Task statement :: Which lines contain the string "name"? Please list every one of them.

Listed entries ::

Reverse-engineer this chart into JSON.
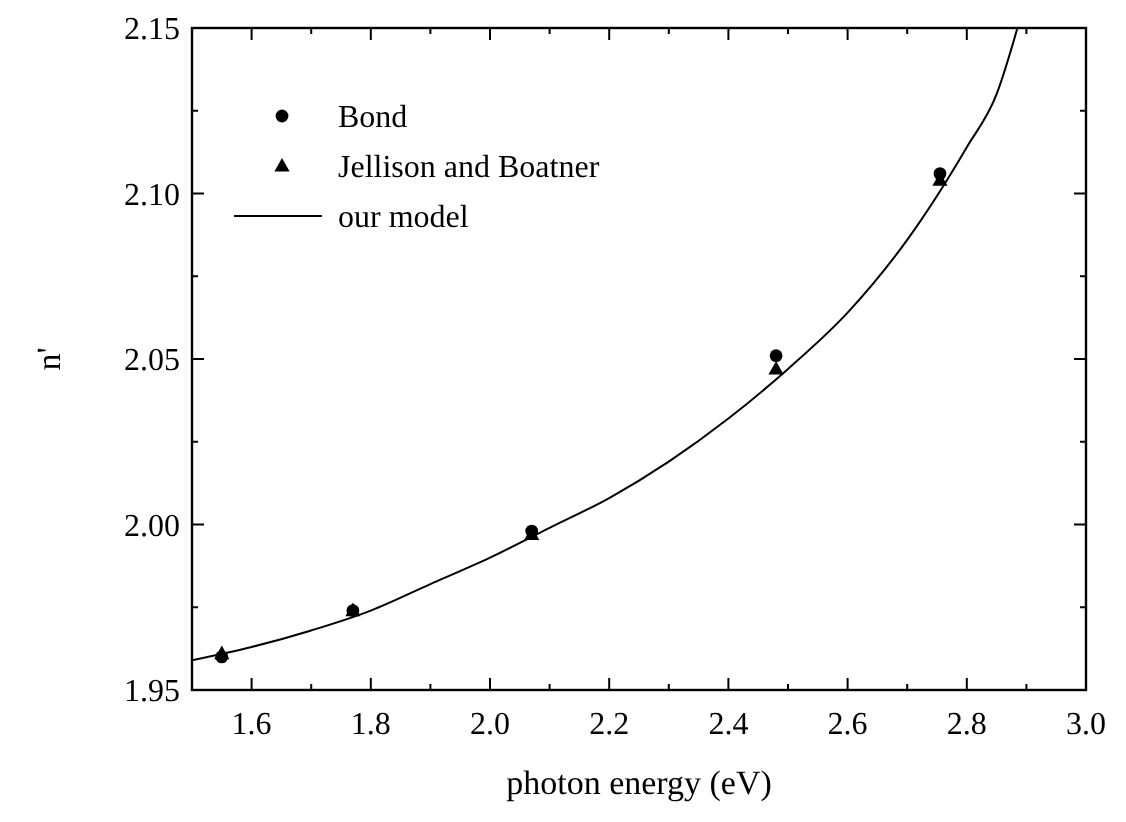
{
  "chart_data": {
    "type": "scatter",
    "xlabel": "photon energy (eV)",
    "ylabel": "n'",
    "xlim": [
      1.5,
      3.0
    ],
    "ylim": [
      1.95,
      2.15
    ],
    "xticks": [
      {
        "value": 1.5,
        "label": null
      },
      1.6,
      {
        "value": 1.7,
        "label": null
      },
      1.8,
      {
        "value": 1.9,
        "label": null
      },
      {
        "value": 2.0,
        "label": "2.0"
      },
      {
        "value": 2.1,
        "label": null
      },
      2.2,
      {
        "value": 2.3,
        "label": null
      },
      2.4,
      {
        "value": 2.5,
        "label": null
      },
      2.6,
      {
        "value": 2.7,
        "label": null
      },
      2.8,
      {
        "value": 2.9,
        "label": null
      },
      {
        "value": 3.0,
        "label": "3.0"
      }
    ],
    "yticks": [
      {
        "value": 1.95,
        "label": "1.95"
      },
      {
        "value": 1.975,
        "label": null
      },
      {
        "value": 2.0,
        "label": "2.00"
      },
      {
        "value": 2.025,
        "label": null
      },
      {
        "value": 2.05,
        "label": "2.05"
      },
      {
        "value": 2.075,
        "label": null
      },
      {
        "value": 2.1,
        "label": "2.10"
      },
      {
        "value": 2.125,
        "label": null
      },
      {
        "value": 2.15,
        "label": "2.15"
      }
    ],
    "legend": "top left",
    "grid": false,
    "series": [
      {
        "name": "Bond",
        "marker": "circle",
        "color": "#000000",
        "x": [
          1.55,
          1.77,
          2.07,
          2.48,
          2.755
        ],
        "values": [
          1.96,
          1.974,
          1.998,
          2.051,
          2.106
        ]
      },
      {
        "name": "Jellison and Boatner",
        "marker": "triangle",
        "color": "#000000",
        "x": [
          1.55,
          1.77,
          2.07,
          2.48,
          2.755
        ],
        "values": [
          1.961,
          1.974,
          1.997,
          2.047,
          2.104
        ]
      },
      {
        "name": "our model",
        "type": "line",
        "marker": "none",
        "line_style": "solid",
        "color": "#000000",
        "x": [
          1.5,
          1.6,
          1.7,
          1.8,
          1.9,
          2.0,
          2.1,
          2.2,
          2.3,
          2.4,
          2.5,
          2.6,
          2.7,
          2.8,
          2.85,
          2.885
        ],
        "values": [
          1.959,
          1.963,
          1.968,
          1.974,
          1.982,
          1.99,
          1.999,
          2.008,
          2.019,
          2.032,
          2.047,
          2.064,
          2.086,
          2.114,
          2.13,
          2.15
        ]
      }
    ]
  }
}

Response to this exercise ::
        "name": "Bond",
        "name": "Jellison and Boatner",
        "name": "our model",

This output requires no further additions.